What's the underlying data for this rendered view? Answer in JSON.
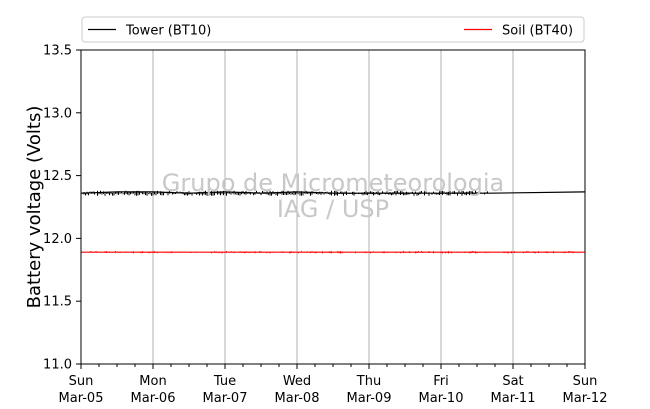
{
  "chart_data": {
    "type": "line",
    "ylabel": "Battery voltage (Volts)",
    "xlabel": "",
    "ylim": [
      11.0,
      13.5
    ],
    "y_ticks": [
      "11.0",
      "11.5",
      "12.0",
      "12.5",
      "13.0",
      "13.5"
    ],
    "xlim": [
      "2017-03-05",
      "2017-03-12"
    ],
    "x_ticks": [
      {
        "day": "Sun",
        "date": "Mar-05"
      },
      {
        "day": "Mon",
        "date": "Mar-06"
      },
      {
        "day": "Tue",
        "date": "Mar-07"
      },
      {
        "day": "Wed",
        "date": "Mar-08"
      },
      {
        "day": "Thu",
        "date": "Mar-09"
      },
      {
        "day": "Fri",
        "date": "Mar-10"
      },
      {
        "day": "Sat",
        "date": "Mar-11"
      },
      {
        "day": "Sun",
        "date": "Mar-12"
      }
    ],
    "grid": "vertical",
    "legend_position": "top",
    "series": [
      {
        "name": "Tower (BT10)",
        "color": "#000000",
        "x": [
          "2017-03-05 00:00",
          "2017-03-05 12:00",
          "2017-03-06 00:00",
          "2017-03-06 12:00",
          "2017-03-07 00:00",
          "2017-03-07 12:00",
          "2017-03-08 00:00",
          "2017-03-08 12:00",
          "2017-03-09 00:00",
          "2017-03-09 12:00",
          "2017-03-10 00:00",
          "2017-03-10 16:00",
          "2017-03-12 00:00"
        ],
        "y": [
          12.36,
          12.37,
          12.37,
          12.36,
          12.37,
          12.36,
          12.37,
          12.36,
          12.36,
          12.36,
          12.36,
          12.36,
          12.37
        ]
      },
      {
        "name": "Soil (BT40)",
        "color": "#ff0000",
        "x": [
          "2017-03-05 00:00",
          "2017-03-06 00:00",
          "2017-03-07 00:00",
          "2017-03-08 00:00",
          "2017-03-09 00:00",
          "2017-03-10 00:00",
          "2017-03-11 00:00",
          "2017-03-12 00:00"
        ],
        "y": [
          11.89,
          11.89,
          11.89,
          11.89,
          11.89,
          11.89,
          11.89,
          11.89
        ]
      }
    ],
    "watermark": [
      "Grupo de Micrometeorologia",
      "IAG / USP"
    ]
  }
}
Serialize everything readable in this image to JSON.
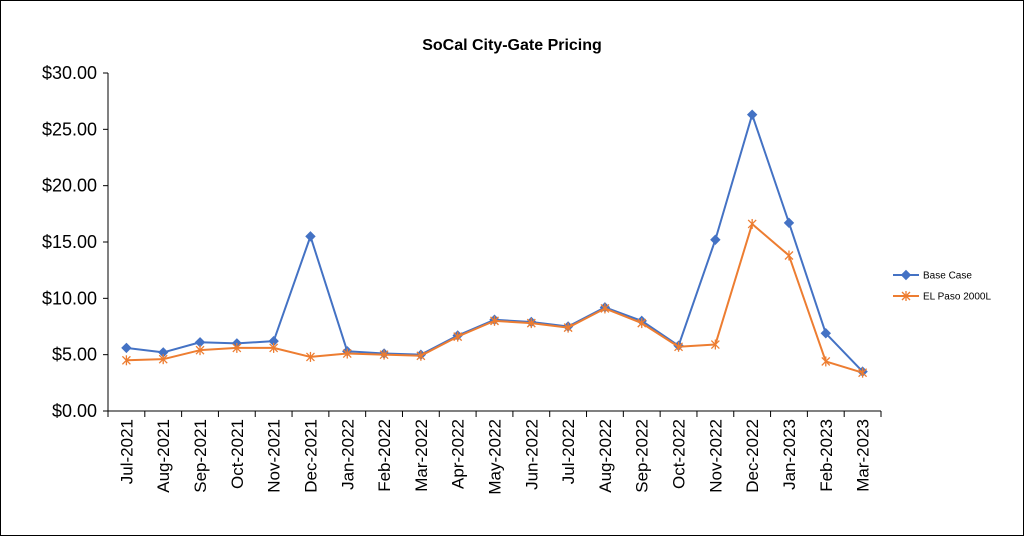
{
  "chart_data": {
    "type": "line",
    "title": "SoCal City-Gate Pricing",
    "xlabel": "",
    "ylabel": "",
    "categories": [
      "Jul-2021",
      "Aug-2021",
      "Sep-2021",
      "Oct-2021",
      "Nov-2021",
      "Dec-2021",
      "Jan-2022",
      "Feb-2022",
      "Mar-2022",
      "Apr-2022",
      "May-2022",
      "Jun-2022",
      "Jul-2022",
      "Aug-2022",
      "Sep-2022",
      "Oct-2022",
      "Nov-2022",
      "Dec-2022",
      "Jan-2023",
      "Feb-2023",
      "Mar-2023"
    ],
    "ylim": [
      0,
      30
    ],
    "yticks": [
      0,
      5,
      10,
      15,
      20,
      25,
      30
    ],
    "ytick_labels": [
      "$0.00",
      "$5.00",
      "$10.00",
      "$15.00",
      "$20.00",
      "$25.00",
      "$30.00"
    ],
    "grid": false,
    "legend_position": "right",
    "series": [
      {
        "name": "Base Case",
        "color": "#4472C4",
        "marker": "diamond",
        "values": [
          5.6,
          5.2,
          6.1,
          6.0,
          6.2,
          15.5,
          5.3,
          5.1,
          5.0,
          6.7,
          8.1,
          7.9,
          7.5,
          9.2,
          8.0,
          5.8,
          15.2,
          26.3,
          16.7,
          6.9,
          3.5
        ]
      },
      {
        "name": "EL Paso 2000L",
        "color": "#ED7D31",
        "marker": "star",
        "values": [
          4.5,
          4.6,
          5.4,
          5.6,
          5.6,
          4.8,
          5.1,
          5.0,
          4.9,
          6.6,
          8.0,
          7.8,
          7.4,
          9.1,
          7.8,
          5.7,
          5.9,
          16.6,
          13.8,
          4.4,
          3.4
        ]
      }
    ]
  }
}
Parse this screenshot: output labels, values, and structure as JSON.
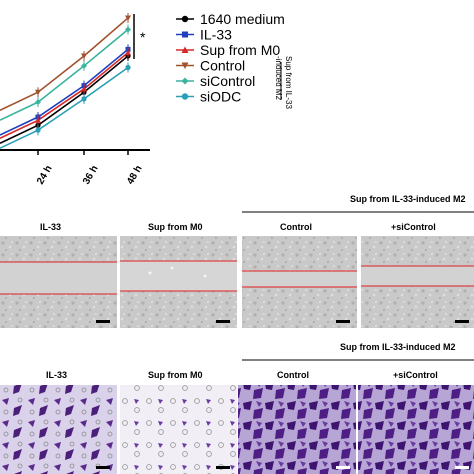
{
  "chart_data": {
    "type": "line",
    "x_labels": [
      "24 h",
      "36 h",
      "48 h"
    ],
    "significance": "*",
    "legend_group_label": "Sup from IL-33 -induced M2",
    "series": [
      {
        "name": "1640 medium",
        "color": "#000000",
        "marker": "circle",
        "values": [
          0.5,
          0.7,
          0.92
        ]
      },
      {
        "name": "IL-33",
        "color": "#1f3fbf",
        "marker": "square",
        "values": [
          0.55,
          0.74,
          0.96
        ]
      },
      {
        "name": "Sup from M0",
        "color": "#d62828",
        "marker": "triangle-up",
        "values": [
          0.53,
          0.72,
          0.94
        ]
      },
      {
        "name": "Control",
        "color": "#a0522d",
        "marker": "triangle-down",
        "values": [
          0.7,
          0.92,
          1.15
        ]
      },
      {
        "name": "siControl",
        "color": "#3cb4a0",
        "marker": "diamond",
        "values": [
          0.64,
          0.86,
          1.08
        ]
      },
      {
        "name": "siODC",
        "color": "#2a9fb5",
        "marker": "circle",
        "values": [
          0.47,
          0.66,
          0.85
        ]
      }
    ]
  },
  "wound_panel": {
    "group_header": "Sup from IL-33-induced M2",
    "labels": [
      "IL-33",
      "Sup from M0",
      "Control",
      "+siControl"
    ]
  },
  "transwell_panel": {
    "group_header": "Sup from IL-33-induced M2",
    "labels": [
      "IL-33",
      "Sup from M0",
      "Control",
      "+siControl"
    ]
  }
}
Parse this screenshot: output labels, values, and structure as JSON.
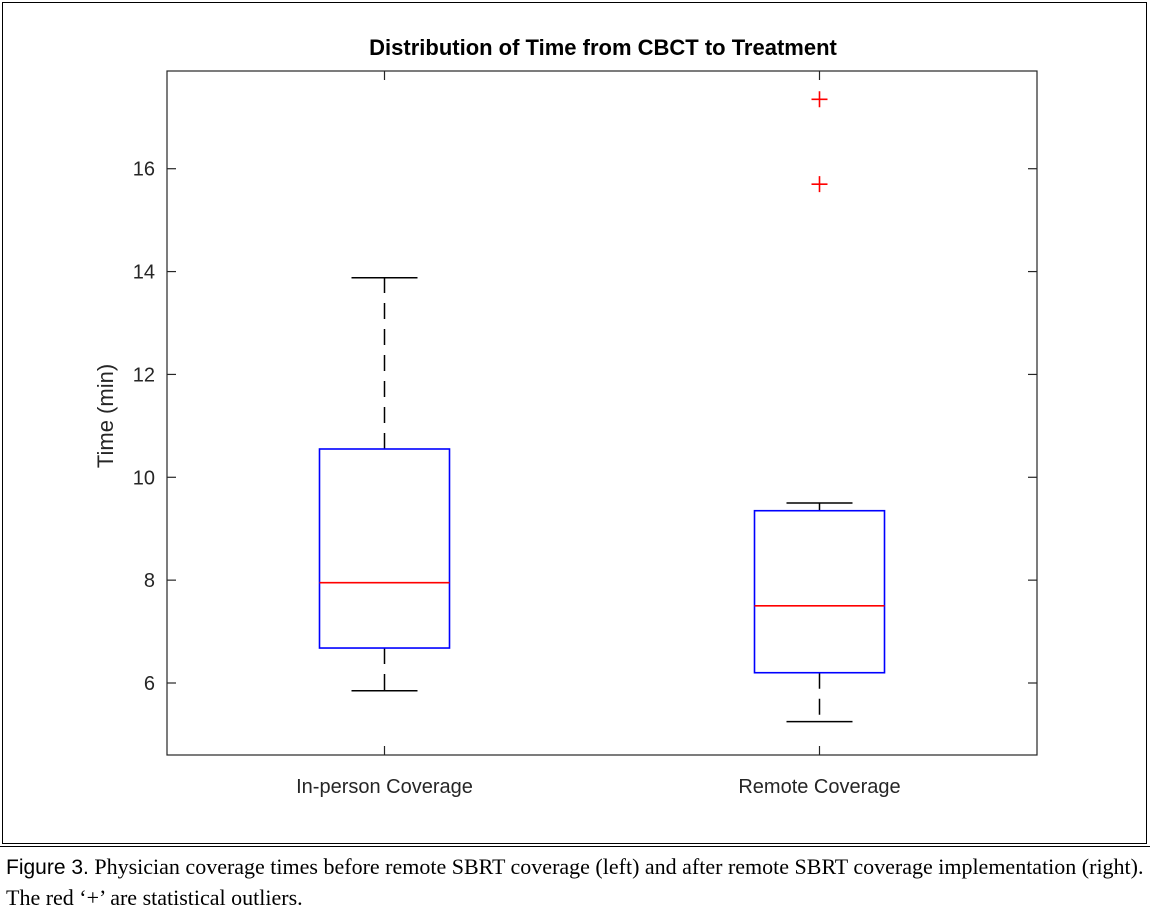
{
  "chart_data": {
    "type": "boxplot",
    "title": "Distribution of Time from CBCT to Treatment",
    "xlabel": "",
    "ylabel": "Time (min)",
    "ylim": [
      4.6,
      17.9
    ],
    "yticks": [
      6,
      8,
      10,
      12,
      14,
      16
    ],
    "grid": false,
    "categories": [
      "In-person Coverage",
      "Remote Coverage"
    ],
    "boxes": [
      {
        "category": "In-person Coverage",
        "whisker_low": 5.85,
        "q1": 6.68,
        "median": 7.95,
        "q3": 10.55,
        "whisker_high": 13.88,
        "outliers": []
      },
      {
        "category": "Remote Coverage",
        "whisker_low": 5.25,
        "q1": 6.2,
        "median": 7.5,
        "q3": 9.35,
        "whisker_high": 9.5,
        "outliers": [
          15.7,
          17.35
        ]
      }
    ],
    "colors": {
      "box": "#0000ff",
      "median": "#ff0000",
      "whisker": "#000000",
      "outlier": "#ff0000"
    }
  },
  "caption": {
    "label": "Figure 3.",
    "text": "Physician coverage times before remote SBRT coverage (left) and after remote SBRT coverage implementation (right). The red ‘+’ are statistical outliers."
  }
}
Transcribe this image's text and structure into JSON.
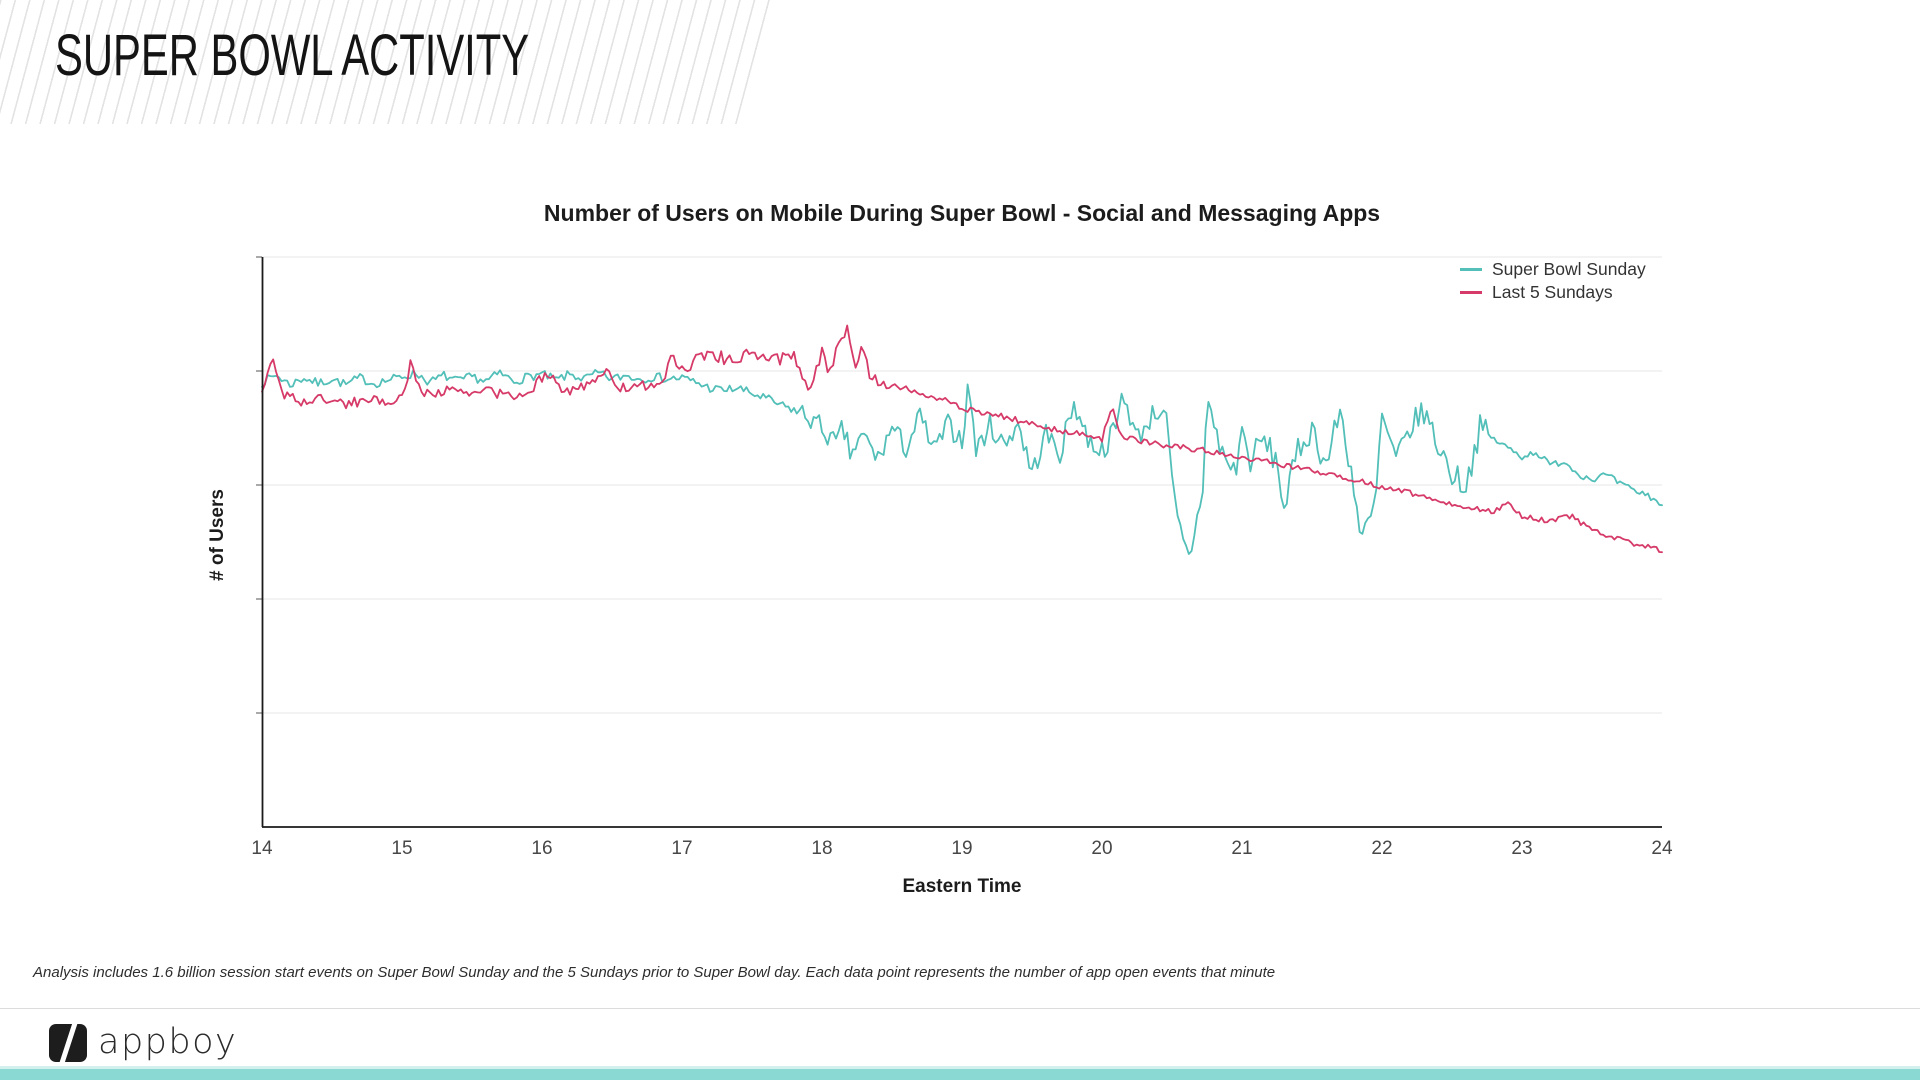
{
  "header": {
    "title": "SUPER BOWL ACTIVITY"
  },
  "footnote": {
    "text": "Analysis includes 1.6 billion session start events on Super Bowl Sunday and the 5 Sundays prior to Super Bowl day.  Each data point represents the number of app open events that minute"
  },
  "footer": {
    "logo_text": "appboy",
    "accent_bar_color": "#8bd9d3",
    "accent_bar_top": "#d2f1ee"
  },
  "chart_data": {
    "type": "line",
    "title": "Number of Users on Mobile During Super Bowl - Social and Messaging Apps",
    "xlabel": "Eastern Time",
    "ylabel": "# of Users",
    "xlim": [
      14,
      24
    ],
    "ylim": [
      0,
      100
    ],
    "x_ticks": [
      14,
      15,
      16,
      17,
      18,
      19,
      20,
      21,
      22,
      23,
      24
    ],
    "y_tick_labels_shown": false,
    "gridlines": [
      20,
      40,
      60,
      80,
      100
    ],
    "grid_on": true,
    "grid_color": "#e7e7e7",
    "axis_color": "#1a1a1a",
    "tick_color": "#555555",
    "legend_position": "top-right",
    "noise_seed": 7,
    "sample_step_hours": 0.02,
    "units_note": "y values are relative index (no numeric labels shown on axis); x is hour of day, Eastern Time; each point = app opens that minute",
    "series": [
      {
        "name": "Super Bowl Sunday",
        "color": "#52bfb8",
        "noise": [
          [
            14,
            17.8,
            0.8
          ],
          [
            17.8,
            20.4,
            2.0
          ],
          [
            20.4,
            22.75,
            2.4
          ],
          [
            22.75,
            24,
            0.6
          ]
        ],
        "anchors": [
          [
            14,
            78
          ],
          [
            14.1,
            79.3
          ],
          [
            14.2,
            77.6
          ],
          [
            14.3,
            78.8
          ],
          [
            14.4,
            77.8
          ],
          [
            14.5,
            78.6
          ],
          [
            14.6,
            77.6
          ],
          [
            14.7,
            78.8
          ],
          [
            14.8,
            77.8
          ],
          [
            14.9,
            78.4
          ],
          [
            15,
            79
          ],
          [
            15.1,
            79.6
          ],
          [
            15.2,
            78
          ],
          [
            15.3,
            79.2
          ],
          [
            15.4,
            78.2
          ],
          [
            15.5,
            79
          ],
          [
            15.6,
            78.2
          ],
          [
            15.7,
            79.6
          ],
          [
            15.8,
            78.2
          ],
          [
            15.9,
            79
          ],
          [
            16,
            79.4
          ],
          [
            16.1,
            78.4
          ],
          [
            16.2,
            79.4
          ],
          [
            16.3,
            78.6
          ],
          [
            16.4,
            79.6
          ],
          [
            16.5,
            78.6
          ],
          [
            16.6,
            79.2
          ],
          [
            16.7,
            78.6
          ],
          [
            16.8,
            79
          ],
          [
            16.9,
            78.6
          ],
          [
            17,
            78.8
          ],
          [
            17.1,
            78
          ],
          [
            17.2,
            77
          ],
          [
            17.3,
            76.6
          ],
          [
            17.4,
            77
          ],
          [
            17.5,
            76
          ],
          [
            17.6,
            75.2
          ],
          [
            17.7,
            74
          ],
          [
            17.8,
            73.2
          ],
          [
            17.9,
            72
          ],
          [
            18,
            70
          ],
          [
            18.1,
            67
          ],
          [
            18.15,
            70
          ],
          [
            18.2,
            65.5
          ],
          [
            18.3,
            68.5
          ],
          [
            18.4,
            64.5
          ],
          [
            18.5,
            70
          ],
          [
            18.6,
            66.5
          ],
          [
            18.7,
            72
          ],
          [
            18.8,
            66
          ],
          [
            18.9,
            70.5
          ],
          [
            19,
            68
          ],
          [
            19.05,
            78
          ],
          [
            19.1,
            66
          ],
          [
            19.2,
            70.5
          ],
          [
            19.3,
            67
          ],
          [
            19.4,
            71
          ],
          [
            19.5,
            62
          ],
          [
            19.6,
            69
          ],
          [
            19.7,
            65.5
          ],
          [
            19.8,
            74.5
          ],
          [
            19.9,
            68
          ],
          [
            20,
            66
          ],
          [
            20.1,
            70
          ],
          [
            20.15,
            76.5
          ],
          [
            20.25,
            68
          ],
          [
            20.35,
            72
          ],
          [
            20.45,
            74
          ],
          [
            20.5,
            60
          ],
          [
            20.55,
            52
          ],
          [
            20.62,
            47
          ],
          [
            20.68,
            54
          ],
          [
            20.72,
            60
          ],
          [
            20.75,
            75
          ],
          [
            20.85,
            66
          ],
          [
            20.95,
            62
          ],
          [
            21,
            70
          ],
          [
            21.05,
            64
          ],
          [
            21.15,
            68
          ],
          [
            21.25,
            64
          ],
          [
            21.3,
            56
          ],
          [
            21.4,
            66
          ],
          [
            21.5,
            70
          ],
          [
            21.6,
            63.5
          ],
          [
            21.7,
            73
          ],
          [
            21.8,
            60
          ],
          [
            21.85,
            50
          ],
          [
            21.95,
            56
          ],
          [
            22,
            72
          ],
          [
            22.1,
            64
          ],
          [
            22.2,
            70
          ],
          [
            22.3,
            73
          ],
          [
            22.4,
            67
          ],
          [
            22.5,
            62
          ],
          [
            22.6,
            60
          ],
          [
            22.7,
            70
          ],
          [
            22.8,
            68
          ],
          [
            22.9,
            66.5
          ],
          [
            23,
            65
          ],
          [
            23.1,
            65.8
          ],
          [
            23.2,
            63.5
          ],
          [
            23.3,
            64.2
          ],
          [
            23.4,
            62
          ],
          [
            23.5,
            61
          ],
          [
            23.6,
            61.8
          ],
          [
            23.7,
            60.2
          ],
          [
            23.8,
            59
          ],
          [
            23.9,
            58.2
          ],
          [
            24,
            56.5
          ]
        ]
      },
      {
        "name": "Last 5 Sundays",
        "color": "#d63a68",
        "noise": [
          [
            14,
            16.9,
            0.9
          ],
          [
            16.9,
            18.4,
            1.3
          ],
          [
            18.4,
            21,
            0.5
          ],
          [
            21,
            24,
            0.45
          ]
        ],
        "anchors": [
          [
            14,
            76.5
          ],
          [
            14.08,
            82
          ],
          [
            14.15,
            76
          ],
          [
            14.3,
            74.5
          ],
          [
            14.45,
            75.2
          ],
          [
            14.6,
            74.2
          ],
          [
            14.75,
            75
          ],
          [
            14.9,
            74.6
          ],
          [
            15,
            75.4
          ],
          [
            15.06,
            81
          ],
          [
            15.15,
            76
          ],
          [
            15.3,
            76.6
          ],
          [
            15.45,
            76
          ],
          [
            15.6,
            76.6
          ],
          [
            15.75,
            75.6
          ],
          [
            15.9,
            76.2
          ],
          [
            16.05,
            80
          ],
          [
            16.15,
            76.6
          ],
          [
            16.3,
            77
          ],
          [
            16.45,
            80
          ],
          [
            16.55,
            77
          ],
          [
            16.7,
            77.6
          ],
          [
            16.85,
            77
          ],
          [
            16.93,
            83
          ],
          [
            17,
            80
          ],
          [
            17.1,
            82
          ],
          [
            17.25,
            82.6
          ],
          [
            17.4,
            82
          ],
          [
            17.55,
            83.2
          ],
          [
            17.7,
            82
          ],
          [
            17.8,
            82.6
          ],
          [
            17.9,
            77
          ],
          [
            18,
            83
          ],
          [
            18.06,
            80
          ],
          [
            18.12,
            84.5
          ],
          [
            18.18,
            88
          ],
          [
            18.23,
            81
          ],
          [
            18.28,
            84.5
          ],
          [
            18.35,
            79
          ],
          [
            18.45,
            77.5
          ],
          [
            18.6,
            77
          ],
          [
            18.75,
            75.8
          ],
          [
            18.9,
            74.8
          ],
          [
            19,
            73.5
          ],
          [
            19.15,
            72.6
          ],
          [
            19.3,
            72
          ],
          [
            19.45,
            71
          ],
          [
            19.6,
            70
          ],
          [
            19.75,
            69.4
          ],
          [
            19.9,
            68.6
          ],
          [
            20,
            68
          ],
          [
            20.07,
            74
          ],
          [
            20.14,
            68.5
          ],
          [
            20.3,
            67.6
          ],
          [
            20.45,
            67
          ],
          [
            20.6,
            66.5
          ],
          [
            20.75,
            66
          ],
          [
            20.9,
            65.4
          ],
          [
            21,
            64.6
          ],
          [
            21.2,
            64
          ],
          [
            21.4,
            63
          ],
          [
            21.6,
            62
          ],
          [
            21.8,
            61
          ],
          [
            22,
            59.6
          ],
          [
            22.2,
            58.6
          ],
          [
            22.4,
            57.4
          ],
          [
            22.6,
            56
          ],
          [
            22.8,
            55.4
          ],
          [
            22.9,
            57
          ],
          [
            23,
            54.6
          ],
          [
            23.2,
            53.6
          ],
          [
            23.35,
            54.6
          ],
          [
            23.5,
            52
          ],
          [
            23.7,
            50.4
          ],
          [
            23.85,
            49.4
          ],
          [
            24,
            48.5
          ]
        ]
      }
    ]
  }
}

____

Challenge:
Collect the lines of the data that carry the word "Users".

Solution to this task:
    "title": "Number of Users on Mobile During Super Bowl - Social and Messaging Apps",
    "ylabel": "# of Users",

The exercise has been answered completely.